[What to work on] Your task is to extract every entry that follows word for word while excluding the pictures.

++++++

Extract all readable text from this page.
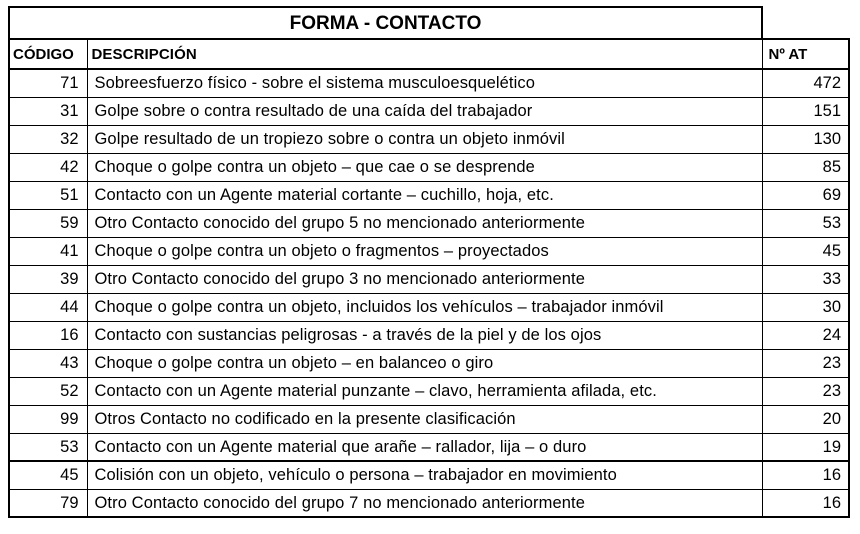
FORMA - CONTACTO		
CÓDIGO	DESCRIPCIÓN	Nº AT
71	Sobreesfuerzo físico - sobre el sistema musculoesquelético	472
31	Golpe sobre o contra resultado de una caída del trabajador	151
32	Golpe resultado de un tropiezo sobre o contra un objeto inmóvil	130
42	Choque o golpe contra un objeto – que cae o se desprende	85
51	Contacto con un Agente material cortante – cuchillo, hoja, etc.	69
59	Otro Contacto conocido del grupo 5 no mencionado anteriormente	53
41	Choque o golpe contra un objeto o fragmentos – proyectados	45
39	Otro Contacto conocido del grupo 3 no mencionado anteriormente	33
44	Choque o golpe contra un objeto, incluidos los vehículos – trabajador inmóvil	30
16	Contacto con sustancias peligrosas - a través de la piel y de los ojos	24
43	Choque o golpe contra un objeto – en balanceo o giro	23
52	Contacto con un Agente material punzante – clavo, herramienta afilada, etc.	23
99	Otros Contacto no codificado en la presente clasificación	20
53	Contacto con un Agente material que arañe – rallador, lija – o duro	19
45	Colisión con un objeto, vehículo o persona – trabajador en movimiento	16
79	Otro Contacto conocido del grupo 7 no mencionado anteriormente	16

++++++

[Output for this exercise]
Extract all readable text from this page.
FORMA - CONTACTO		
CÓDIGO	DESCRIPCIÓN	Nº AT
71	Sobreesfuerzo físico - sobre el sistema musculoesquelético	472
31	Golpe sobre o contra resultado de una caída del trabajador	151
32	Golpe resultado de un tropiezo sobre o contra un objeto inmóvil	130
42	Choque o golpe contra un objeto – que cae o se desprende	85
51	Contacto con un Agente material cortante – cuchillo, hoja, etc.	69
59	Otro Contacto conocido del grupo 5 no mencionado anteriormente	53
41	Choque o golpe contra un objeto o fragmentos – proyectados	45
39	Otro Contacto conocido del grupo 3 no mencionado anteriormente	33
44	Choque o golpe contra un objeto, incluidos los vehículos – trabajador inmóvil	30
16	Contacto con sustancias peligrosas - a través de la piel y de los ojos	24
43	Choque o golpe contra un objeto – en balanceo o giro	23
52	Contacto con un Agente material punzante – clavo, herramienta afilada, etc.	23
99	Otros Contacto no codificado en la presente clasificación	20
53	Contacto con un Agente material que arañe – rallador, lija – o duro	19
45	Colisión con un objeto, vehículo o persona – trabajador en movimiento	16
79	Otro Contacto conocido del grupo 7 no mencionado anteriormente	16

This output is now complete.